• _Task directions_
Gather all lines containing the string "scoop" and copy them out.

Stored data:
──────────
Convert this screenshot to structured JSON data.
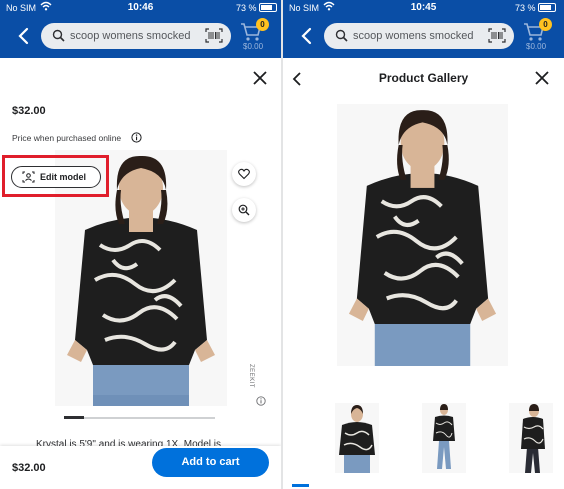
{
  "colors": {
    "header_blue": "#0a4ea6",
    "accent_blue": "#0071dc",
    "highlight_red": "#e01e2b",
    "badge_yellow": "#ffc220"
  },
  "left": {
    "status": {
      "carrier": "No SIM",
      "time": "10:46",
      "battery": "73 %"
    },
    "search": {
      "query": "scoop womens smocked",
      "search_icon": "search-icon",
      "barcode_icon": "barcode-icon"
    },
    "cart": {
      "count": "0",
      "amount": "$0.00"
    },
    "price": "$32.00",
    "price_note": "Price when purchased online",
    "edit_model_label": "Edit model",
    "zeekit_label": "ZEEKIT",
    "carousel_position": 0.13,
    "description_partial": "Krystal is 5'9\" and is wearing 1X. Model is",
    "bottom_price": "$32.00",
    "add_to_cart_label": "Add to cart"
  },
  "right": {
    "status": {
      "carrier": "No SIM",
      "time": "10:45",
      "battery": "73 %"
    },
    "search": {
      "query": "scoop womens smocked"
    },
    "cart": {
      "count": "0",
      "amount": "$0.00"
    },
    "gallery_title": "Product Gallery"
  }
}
──────────
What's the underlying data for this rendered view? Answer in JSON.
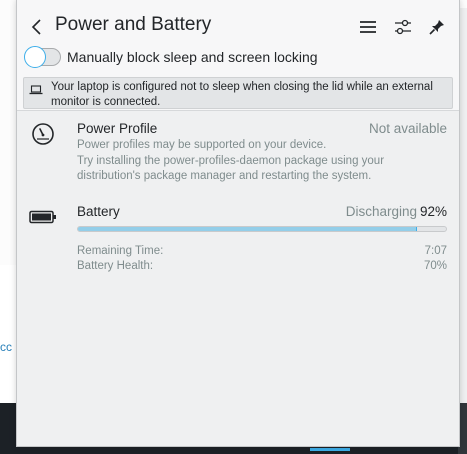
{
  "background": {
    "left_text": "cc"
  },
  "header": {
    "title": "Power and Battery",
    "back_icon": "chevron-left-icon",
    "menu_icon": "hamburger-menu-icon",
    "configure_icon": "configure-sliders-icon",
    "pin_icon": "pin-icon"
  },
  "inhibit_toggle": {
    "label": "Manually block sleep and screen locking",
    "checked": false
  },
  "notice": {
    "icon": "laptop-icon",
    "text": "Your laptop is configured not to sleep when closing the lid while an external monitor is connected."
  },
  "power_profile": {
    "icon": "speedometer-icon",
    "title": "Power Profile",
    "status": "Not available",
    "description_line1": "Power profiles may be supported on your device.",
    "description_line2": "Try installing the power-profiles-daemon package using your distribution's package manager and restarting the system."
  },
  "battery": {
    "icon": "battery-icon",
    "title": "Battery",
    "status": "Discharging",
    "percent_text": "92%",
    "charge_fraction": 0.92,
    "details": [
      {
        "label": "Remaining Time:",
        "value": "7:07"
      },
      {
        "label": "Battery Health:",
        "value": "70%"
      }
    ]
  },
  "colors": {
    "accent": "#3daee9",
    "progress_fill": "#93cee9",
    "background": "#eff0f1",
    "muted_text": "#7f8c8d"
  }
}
──────────
• _Written answer_
      "query": "scoop womens smocked",
      "query": "scoop womens smocked"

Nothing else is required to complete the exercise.